- [The records]:
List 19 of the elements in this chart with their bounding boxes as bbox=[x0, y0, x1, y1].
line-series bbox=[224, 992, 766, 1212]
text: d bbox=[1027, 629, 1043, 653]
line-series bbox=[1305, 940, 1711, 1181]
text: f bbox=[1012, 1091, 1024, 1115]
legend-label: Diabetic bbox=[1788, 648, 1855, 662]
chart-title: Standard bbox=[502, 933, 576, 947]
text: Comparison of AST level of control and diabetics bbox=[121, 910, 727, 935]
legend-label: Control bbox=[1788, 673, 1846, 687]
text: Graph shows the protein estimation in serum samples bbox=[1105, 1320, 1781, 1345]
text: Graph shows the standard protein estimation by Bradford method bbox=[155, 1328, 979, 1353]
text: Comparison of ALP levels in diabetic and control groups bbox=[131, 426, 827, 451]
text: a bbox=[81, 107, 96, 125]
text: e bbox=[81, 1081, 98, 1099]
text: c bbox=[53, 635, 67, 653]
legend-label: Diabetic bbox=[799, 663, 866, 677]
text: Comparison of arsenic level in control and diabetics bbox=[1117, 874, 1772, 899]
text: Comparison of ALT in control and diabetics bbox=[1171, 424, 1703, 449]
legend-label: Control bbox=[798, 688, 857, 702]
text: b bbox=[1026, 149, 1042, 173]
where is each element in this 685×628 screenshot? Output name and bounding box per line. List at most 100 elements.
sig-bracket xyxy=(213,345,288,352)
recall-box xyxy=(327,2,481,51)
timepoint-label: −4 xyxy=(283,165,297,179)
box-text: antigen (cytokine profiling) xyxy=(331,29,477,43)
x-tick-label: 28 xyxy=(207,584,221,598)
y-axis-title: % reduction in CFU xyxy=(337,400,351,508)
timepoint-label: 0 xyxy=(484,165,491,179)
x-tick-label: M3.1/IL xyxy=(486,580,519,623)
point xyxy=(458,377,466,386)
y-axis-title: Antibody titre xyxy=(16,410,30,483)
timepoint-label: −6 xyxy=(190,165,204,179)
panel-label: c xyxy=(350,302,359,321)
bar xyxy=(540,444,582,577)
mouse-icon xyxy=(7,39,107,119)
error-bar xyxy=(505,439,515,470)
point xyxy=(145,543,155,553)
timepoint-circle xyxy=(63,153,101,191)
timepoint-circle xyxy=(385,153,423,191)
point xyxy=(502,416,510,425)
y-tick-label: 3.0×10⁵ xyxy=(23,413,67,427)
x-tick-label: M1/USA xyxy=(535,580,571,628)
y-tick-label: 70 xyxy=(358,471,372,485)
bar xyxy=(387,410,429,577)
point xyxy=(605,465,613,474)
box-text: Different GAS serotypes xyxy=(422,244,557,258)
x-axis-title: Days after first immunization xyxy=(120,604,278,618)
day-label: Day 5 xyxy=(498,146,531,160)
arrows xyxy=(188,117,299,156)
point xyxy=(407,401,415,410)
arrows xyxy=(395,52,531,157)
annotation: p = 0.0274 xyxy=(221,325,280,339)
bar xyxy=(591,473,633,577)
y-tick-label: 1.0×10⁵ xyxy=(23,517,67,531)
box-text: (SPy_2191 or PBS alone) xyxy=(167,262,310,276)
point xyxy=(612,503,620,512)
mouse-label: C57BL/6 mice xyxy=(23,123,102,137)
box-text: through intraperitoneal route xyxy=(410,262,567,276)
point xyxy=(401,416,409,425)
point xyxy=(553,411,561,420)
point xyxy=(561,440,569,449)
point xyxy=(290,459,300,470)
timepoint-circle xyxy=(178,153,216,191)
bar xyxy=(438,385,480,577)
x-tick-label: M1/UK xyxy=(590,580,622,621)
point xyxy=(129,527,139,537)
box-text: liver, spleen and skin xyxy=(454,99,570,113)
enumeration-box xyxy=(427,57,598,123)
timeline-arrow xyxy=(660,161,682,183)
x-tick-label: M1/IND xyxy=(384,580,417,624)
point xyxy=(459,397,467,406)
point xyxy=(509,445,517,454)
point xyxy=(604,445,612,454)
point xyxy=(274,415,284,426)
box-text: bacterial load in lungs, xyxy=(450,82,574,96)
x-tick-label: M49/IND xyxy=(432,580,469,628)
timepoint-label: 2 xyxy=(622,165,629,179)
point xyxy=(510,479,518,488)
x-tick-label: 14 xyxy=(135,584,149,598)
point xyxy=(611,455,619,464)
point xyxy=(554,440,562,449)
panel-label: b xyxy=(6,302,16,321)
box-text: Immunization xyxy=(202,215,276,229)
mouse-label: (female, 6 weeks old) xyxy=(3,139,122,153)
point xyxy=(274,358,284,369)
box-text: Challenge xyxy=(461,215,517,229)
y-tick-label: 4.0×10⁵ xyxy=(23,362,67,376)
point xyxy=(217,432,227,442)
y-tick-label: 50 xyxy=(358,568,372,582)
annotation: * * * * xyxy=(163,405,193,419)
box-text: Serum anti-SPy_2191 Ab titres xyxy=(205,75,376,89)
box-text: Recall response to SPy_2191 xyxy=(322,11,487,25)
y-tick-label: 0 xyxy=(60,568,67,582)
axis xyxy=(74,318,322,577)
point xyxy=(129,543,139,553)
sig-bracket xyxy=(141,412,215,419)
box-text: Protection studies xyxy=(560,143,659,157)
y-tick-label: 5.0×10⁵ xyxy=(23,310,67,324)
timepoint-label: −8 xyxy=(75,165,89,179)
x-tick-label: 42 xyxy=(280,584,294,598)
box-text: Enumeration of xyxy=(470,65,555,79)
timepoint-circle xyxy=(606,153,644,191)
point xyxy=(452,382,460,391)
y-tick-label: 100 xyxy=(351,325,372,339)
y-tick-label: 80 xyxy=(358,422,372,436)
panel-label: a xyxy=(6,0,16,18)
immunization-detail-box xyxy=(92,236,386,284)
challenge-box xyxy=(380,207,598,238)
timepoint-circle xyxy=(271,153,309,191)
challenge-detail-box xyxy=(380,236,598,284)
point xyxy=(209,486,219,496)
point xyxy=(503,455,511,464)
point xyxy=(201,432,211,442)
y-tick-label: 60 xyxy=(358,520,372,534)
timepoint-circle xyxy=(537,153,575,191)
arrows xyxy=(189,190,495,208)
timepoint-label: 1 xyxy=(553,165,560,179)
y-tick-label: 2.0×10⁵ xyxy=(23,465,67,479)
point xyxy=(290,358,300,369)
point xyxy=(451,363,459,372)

- [What to produce]: Repeat all of the data shown above, exactly as it appears.

- [Result for this exercise]:
List 19 of the elements in this chart with their bounding boxes as bbox=[x0, y0, x1, y1].
line-series bbox=[224, 992, 766, 1212]
text: d bbox=[1027, 629, 1043, 653]
line-series bbox=[1305, 940, 1711, 1181]
text: f bbox=[1012, 1091, 1024, 1115]
legend-label: Diabetic bbox=[1788, 648, 1855, 662]
chart-title: Standard bbox=[502, 933, 576, 947]
text: Comparison of AST level of control and diabetics bbox=[121, 910, 727, 935]
legend-label: Control bbox=[1788, 673, 1846, 687]
text: Graph shows the protein estimation in serum samples bbox=[1105, 1320, 1781, 1345]
text: Graph shows the standard protein estimation by Bradford method bbox=[155, 1328, 979, 1353]
text: Comparison of ALP levels in diabetic and control groups bbox=[131, 426, 827, 451]
text: a bbox=[81, 107, 96, 125]
text: e bbox=[81, 1081, 98, 1099]
text: c bbox=[53, 635, 67, 653]
legend-label: Diabetic bbox=[799, 663, 866, 677]
text: Comparison of arsenic level in control and diabetics bbox=[1117, 874, 1772, 899]
text: Comparison of ALT in control and diabetics bbox=[1171, 424, 1703, 449]
legend-label: Control bbox=[798, 688, 857, 702]
text: b bbox=[1026, 149, 1042, 173]
where is each element in this 685×628 screenshot? Output name and bounding box per line. List at most 100 elements.
sig-bracket xyxy=(213,345,288,352)
recall-box xyxy=(327,2,481,51)
timepoint-label: −4 xyxy=(283,165,297,179)
box-text: antigen (cytokine profiling) xyxy=(331,29,477,43)
x-tick-label: 28 xyxy=(207,584,221,598)
y-axis-title: % reduction in CFU xyxy=(337,400,351,508)
timepoint-label: 0 xyxy=(484,165,491,179)
x-tick-label: M3.1/IL xyxy=(486,580,519,623)
point xyxy=(458,377,466,386)
y-axis-title: Antibody titre xyxy=(16,410,30,483)
timepoint-label: −6 xyxy=(190,165,204,179)
panel-label: c xyxy=(350,302,359,321)
bar xyxy=(540,444,582,577)
mouse-icon xyxy=(7,39,107,119)
error-bar xyxy=(505,439,515,470)
point xyxy=(145,543,155,553)
timepoint-circle xyxy=(63,153,101,191)
timepoint-circle xyxy=(385,153,423,191)
point xyxy=(502,416,510,425)
y-tick-label: 3.0×10⁵ xyxy=(23,413,67,427)
x-tick-label: M1/USA xyxy=(535,580,571,628)
y-tick-label: 70 xyxy=(358,471,372,485)
bar xyxy=(387,410,429,577)
point xyxy=(605,465,613,474)
box-text: Different GAS serotypes xyxy=(422,244,557,258)
x-axis-title: Days after first immunization xyxy=(120,604,278,618)
day-label: Day 5 xyxy=(498,146,531,160)
arrows xyxy=(188,117,299,156)
point xyxy=(407,401,415,410)
arrows xyxy=(395,52,531,157)
annotation: p = 0.0274 xyxy=(221,325,280,339)
bar xyxy=(591,473,633,577)
y-tick-label: 1.0×10⁵ xyxy=(23,517,67,531)
box-text: (SPy_2191 or PBS alone) xyxy=(167,262,310,276)
point xyxy=(612,503,620,512)
mouse-label: C57BL/6 mice xyxy=(23,123,102,137)
box-text: through intraperitoneal route xyxy=(410,262,567,276)
point xyxy=(401,416,409,425)
point xyxy=(553,411,561,420)
point xyxy=(561,440,569,449)
point xyxy=(290,459,300,470)
timepoint-circle xyxy=(178,153,216,191)
bar xyxy=(438,385,480,577)
x-tick-label: M1/UK xyxy=(590,580,622,621)
point xyxy=(129,527,139,537)
box-text: liver, spleen and skin xyxy=(454,99,570,113)
enumeration-box xyxy=(427,57,598,123)
timeline-arrow xyxy=(660,161,682,183)
x-tick-label: M1/IND xyxy=(384,580,417,624)
point xyxy=(459,397,467,406)
point xyxy=(509,445,517,454)
point xyxy=(604,445,612,454)
point xyxy=(274,415,284,426)
box-text: bacterial load in lungs, xyxy=(450,82,574,96)
x-tick-label: M49/IND xyxy=(432,580,469,628)
timepoint-label: 2 xyxy=(622,165,629,179)
point xyxy=(510,479,518,488)
x-tick-label: 14 xyxy=(135,584,149,598)
point xyxy=(611,455,619,464)
point xyxy=(554,440,562,449)
panel-label: b xyxy=(6,302,16,321)
box-text: Immunization xyxy=(202,215,276,229)
mouse-label: (female, 6 weeks old) xyxy=(3,139,122,153)
point xyxy=(274,358,284,369)
box-text: Challenge xyxy=(461,215,517,229)
y-tick-label: 4.0×10⁵ xyxy=(23,362,67,376)
point xyxy=(217,432,227,442)
y-tick-label: 50 xyxy=(358,568,372,582)
annotation: * * * * xyxy=(163,405,193,419)
box-text: Serum anti-SPy_2191 Ab titres xyxy=(205,75,376,89)
box-text: Recall response to SPy_2191 xyxy=(322,11,487,25)
y-tick-label: 0 xyxy=(60,568,67,582)
axis xyxy=(74,318,322,577)
point xyxy=(129,543,139,553)
sig-bracket xyxy=(141,412,215,419)
box-text: Protection studies xyxy=(560,143,659,157)
y-tick-label: 5.0×10⁵ xyxy=(23,310,67,324)
timepoint-label: −8 xyxy=(75,165,89,179)
x-tick-label: 42 xyxy=(280,584,294,598)
box-text: Enumeration of xyxy=(470,65,555,79)
timepoint-circle xyxy=(606,153,644,191)
point xyxy=(452,382,460,391)
y-tick-label: 100 xyxy=(351,325,372,339)
y-tick-label: 80 xyxy=(358,422,372,436)
panel-label: a xyxy=(6,0,16,18)
immunization-detail-box xyxy=(92,236,386,284)
challenge-box xyxy=(380,207,598,238)
timepoint-circle xyxy=(271,153,309,191)
challenge-detail-box xyxy=(380,236,598,284)
point xyxy=(209,486,219,496)
point xyxy=(503,455,511,464)
point xyxy=(201,432,211,442)
y-tick-label: 60 xyxy=(358,520,372,534)
timepoint-circle xyxy=(537,153,575,191)
arrows xyxy=(189,190,495,208)
timepoint-label: 1 xyxy=(553,165,560,179)
y-tick-label: 2.0×10⁵ xyxy=(23,465,67,479)
point xyxy=(290,358,300,369)
point xyxy=(451,363,459,372)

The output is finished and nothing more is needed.